* Begin Input *

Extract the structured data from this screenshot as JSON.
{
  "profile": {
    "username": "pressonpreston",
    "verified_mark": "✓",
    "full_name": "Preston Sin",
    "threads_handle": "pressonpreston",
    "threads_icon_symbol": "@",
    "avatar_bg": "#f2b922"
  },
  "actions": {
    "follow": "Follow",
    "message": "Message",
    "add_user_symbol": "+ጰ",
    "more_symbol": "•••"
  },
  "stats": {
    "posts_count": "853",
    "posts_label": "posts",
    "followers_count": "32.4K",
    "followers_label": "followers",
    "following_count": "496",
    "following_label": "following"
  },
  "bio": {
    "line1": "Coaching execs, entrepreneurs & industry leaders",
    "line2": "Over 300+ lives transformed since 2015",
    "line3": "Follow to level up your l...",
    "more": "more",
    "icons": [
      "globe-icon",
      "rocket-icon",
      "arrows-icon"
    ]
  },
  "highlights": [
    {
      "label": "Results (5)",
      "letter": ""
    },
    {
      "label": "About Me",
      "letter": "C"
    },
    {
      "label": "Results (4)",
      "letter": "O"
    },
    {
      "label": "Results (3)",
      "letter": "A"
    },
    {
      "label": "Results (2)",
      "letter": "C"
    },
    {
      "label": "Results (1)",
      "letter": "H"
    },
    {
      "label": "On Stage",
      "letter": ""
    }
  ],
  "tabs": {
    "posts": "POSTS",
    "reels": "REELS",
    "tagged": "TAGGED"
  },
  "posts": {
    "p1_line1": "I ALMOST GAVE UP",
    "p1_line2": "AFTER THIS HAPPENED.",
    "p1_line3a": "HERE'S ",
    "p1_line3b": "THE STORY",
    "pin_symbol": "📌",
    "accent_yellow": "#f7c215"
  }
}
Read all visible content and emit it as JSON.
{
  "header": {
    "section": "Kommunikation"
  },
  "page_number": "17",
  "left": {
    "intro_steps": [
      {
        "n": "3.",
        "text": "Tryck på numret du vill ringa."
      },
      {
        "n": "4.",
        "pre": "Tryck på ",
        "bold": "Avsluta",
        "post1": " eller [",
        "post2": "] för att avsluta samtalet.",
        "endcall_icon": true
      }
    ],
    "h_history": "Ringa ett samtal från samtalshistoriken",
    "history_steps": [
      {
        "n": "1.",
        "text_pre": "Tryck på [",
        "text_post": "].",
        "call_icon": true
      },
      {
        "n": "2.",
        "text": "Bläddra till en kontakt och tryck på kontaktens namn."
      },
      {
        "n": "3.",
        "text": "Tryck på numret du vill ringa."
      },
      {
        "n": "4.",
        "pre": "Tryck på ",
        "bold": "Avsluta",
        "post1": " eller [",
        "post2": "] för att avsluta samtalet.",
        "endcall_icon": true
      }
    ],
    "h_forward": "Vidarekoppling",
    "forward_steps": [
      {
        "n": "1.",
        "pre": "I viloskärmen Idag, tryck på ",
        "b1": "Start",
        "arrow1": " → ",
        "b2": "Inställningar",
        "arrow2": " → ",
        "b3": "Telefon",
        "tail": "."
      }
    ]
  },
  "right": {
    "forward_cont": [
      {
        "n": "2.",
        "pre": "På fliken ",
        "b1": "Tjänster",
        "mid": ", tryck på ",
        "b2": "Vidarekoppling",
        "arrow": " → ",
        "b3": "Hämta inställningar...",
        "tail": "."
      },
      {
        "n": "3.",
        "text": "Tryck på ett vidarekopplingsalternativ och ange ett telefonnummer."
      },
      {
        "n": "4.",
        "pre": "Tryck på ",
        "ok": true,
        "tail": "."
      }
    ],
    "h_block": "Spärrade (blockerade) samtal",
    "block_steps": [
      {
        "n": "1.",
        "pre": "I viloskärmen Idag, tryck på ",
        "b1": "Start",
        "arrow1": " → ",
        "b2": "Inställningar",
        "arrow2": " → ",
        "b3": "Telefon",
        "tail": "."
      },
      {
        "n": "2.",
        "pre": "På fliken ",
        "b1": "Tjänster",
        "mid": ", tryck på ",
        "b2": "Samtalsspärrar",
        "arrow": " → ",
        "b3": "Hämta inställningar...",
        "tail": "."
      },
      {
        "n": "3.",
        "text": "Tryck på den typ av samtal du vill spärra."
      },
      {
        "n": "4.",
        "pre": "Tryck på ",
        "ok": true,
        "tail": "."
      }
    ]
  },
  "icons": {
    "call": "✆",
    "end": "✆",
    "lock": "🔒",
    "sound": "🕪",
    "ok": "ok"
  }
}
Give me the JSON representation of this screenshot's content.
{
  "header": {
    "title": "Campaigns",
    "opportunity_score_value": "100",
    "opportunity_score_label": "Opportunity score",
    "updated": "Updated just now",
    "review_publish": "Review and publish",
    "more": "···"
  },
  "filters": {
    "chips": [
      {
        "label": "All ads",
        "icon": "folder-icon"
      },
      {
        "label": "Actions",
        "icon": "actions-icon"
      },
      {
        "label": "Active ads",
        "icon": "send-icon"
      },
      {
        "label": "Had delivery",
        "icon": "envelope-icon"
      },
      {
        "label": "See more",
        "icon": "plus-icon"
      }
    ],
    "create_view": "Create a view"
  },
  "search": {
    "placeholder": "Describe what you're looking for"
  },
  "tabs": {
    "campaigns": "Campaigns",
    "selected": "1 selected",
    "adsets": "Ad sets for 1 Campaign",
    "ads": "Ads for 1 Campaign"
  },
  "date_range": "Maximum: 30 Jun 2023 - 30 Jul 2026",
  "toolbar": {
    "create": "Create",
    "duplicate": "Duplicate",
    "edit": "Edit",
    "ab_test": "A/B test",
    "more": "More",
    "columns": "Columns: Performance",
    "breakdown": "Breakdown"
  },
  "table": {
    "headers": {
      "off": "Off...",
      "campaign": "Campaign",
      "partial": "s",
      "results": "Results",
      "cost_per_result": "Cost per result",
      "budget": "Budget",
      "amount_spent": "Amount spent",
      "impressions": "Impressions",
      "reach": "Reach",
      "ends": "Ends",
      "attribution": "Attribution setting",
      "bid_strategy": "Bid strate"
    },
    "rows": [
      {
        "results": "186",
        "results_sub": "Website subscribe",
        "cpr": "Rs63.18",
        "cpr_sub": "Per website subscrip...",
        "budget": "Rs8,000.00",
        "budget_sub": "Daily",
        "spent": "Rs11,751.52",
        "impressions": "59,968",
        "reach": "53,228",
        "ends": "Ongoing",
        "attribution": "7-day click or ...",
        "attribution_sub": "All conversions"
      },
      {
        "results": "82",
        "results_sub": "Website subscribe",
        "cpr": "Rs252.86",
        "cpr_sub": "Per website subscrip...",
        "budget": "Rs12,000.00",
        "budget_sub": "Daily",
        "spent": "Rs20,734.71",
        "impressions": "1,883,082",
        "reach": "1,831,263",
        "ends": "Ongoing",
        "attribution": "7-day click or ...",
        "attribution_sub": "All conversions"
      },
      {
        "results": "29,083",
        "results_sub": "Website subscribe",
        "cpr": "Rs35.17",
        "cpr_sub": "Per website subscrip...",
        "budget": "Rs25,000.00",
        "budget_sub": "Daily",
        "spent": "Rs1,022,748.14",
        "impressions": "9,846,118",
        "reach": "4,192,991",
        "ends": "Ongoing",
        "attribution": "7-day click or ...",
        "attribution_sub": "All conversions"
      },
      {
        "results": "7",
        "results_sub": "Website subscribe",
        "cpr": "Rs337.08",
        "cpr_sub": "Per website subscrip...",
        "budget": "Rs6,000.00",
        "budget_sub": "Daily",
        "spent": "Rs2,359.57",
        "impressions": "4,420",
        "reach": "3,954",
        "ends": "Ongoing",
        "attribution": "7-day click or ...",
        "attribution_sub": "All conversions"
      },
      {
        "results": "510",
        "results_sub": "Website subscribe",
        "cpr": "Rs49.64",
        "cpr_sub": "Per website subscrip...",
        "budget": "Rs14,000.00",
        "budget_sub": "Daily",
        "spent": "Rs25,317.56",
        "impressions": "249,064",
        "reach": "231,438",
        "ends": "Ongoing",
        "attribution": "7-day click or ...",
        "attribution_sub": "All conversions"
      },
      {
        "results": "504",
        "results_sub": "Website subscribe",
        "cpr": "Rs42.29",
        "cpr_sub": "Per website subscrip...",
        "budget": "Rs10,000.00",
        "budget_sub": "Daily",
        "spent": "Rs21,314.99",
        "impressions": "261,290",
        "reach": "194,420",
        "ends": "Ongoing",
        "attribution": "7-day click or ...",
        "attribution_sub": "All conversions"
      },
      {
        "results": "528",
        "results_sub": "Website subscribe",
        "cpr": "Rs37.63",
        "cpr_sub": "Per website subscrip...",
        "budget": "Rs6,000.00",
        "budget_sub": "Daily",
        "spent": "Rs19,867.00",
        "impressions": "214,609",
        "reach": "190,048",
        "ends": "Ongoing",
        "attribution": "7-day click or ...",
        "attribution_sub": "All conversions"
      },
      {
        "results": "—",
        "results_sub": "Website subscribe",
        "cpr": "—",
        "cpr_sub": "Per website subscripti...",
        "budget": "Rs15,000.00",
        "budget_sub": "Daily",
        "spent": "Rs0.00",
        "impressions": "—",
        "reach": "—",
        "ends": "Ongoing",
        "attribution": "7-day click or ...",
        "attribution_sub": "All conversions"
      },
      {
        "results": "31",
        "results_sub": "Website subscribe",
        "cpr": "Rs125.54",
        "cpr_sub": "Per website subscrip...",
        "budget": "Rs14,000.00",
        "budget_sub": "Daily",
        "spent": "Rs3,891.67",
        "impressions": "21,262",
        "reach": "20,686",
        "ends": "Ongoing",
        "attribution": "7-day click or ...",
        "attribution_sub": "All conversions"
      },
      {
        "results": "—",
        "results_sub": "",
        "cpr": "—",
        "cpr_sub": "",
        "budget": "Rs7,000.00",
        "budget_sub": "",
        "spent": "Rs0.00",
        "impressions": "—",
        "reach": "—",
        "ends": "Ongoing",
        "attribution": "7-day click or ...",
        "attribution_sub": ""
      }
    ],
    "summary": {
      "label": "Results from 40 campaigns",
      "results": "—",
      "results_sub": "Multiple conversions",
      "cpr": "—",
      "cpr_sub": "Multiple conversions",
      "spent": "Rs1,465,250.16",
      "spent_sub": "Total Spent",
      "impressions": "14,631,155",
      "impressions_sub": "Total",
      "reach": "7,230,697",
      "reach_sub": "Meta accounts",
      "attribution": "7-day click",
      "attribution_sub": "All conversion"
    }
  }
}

* End Input *

• _Given exercise_
Gather and return every line that holds the string "pressonpreston".

• _Solved problem_
    "username": "pressonpreston",
    "threads_handle": "pressonpreston",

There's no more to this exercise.